PASSAGE FOURNI ::
^^^^^^^^
Est-ce que la Chambre de commerce est toujours favorable à la croissance la plus élevée possible?
«C’est quoi la croissance? La croissance, c’est la croissance démographique. Et de la croissance démographique résulte plus de consommation, etc., et les entreprises doivent produire plus. Mais compte tenu du fait que les ressources ne sont pas indéfinies, il faut avoir une croissance qualitative, c’est-à-dire une croissance ou une augmentation de la productivité des facteurs de production. Et ça, on ne l’a pas eue depuis une bonne dizaine d’années au Luxembourg, et c’est ça qui est malsain. On a encore eu de la chance d’avoir une progression de la démographie à cause de l’immigration. On a besoin de cette immigration, on a besoin des frontaliers, mais on voit de plus en plus que ces modèles ont atteint des limites. Aujourd’hui, les frontaliers ne viennent plus si facilement. On a de plus en plus de mal à attirer cette immigration. Il y a aussi les talents. Et donc il faut avoir un autre moyen, à travers la digitalisation, pour augmenter la productivité des facteurs de production. Comme ça, on a besoin de moins d’énergie, moins de main-d’œuvre.
Maintenant, lorsque l’on a une croissance de 1,5% et lorsque l’on a une croissance démographique de 2%, c’est complètement le contraire. Parce que là on a une productivité qui nous manque de 0,5%. Alors que nous devrions avoir l’inverse, on devrait avoir une croissance de 3-4% avec une croissance démographique de seulement 2%. Si l’on avait, par exemple, une croissance démographique de 0%, on pourrait toujours avoir une croissance économique de 3%, et ça serait mis en place à travers la productivité. Ça, c’est un modèle avec lequel on pourrait vivre...
Réaliste?
«Je ne sais pas. Pour l’instant, je pense que non parce que l’on n’a quand même pas atteint un assez bon niveau de digitalisation partout et c’est ces gains d’efficience dans tous les secteurs qui nous permettraient de faire ce travail additionnel actuellement sans main-d’œuvre. Dans la fonction publique, lorsqu’il y a un enseignant qui part à la retraite, est-ce qu’on dit qu’il ne faut pas le remplacer? Est-ce qu’on peut augmenter le niveau des élèves en classe?
^^^^^^^^
CONSIGNE A ::
Restituez sous forme de liste JSON de chaînes, à raison d'une chaîne par ligne et sans les lignes vides, la portion des enregistrements qui va de leur début jusqu'à la ligne contenant « insights-bar-chart-icon[interactable]: [28, 396, 74, 442] » incluse.
Le passage et les enregistrements proviennent de sources distinctes.
^^^^^^^^
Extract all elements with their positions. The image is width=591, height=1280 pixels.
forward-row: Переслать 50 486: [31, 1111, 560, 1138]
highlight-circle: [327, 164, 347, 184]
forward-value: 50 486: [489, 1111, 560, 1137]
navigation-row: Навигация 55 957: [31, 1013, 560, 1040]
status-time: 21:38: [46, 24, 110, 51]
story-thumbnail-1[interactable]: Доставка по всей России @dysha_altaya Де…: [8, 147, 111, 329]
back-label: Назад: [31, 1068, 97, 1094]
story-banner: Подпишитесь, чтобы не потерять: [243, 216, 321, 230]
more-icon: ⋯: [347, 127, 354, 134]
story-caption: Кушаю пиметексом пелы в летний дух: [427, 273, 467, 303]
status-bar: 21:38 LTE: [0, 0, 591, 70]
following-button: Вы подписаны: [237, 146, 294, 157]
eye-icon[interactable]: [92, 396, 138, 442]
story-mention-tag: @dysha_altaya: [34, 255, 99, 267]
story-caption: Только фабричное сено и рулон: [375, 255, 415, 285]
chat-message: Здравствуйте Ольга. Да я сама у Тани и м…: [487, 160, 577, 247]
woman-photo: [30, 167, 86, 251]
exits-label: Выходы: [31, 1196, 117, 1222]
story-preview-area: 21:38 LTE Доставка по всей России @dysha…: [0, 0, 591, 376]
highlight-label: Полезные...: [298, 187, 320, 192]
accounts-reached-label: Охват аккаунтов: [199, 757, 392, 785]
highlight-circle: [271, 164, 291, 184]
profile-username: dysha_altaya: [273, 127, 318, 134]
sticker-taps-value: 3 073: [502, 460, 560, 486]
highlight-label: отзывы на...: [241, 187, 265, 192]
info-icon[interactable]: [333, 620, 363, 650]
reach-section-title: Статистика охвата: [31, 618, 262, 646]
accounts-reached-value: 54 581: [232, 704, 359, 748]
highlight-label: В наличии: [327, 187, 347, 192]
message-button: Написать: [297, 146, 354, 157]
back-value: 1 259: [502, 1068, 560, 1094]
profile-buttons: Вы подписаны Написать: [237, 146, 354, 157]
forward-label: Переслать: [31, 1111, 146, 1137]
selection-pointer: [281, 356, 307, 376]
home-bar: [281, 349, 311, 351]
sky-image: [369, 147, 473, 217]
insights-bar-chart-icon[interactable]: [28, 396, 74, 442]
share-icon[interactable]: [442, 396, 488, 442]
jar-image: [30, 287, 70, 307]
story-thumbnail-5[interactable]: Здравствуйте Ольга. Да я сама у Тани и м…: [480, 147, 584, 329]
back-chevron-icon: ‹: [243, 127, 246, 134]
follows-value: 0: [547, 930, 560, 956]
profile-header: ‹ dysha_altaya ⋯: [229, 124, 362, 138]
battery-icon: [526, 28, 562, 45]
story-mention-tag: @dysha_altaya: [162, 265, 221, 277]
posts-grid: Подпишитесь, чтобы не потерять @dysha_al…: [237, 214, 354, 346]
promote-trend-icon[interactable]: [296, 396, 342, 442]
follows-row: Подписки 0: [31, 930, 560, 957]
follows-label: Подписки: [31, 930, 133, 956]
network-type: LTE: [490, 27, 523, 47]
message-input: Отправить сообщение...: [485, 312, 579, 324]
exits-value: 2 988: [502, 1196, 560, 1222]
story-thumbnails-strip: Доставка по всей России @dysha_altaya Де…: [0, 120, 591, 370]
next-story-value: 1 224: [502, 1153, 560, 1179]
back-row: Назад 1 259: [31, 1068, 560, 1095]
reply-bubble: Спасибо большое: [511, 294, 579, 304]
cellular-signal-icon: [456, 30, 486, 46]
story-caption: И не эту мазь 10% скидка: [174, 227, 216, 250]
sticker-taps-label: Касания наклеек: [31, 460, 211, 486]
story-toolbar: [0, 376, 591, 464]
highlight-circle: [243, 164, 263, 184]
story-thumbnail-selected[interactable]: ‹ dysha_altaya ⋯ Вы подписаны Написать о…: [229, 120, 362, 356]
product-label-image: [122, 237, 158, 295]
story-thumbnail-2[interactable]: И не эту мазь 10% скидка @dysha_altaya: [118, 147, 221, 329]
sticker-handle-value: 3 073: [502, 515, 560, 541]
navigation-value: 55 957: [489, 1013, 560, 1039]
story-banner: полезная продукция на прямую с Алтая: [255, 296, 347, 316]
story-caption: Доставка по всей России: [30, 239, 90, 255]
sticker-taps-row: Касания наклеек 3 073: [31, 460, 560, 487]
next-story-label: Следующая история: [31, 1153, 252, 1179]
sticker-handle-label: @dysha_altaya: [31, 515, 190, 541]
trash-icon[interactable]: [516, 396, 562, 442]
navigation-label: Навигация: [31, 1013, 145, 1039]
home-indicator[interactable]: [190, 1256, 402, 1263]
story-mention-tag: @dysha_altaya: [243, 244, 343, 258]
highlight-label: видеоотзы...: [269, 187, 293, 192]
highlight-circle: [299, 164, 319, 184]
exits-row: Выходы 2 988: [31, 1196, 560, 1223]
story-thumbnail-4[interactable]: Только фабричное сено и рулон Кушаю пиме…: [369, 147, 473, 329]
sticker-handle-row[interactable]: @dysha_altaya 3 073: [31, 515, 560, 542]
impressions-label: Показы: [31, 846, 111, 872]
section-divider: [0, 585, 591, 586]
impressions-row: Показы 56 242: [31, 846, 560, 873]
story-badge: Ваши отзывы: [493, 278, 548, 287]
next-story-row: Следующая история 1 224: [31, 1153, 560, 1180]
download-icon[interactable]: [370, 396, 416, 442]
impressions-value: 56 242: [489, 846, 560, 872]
^^^^^^^^
CONSIGNE B ::
D'après le passage, depuis combien de temps le Luxembourg n'a-t-il pas connu d'augmentation de la productivité des facteurs de production ?

RÉPONSE RÉDIGÉE A ::
[
  "Extract all elements with their positions. The image is width=591, height=1280 pixels.",
  "forward-row: Переслать 50 486: [31, 1111, 560, 1138]",
  "highlight-circle: [327, 164, 347, 184]",
  "forward-value: 50 486: [489, 1111, 560, 1137]",
  "navigation-row: Навигация 55 957: [31, 1013, 560, 1040]",
  "status-time: 21:38: [46, 24, 110, 51]",
  "story-thumbnail-1[interactable]: Доставка по всей России @dysha_altaya Де…: [8, 147, 111, 329]",
  "back-label: Назад: [31, 1068, 97, 1094]",
  "story-banner: Подпишитесь, чтобы не потерять: [243, 216, 321, 230]",
  "more-icon: ⋯: [347, 127, 354, 134]",
  "story-caption: Кушаю пиметексом пелы в летний дух: [427, 273, 467, 303]",
  "status-bar: 21:38 LTE: [0, 0, 591, 70]",
  "following-button: Вы подписаны: [237, 146, 294, 157]",
  "eye-icon[interactable]: [92, 396, 138, 442]",
  "story-mention-tag: @dysha_altaya: [34, 255, 99, 267]",
  "story-caption: Только фабричное сено и рулон: [375, 255, 415, 285]",
  "chat-message: Здравствуйте Ольга. Да я сама у Тани и м…: [487, 160, 577, 247]",
  "woman-photo: [30, 167, 86, 251]",
  "exits-label: Выходы: [31, 1196, 117, 1222]",
  "story-preview-area: 21:38 LTE Доставка по всей России @dysha…: [0, 0, 591, 376]",
  "highlight-label: Полезные...: [298, 187, 320, 192]",
  "accounts-reached-label: Охват аккаунтов: [199, 757, 392, 785]",
  "highlight-circle: [271, 164, 291, 184]",
  "profile-username: dysha_altaya: [273, 127, 318, 134]",
  "sticker-taps-value: 3 073: [502, 460, 560, 486]",
  "highlight-label: отзывы на...: [241, 187, 265, 192]",
  "info-icon[interactable]: [333, 620, 363, 650]",
  "reach-section-title: Статистика охвата: [31, 618, 262, 646]",
  "accounts-reached-value: 54 581: [232, 704, 359, 748]",
  "highlight-label: В наличии: [327, 187, 347, 192]",
  "message-button: Написать: [297, 146, 354, 157]",
  "back-value: 1 259: [502, 1068, 560, 1094]",
  "profile-buttons: Вы подписаны Написать: [237, 146, 354, 157]",
  "forward-label: Переслать: [31, 1111, 146, 1137]",
  "selection-pointer: [281, 356, 307, 376]",
  "home-bar: [281, 349, 311, 351]",
  "sky-image: [369, 147, 473, 217]",
  "insights-bar-chart-icon[interactable]: [28, 396, 74, 442]"
]

RÉPONSE RÉDIGÉE B ::
Depuis une bonne dizaine d'années.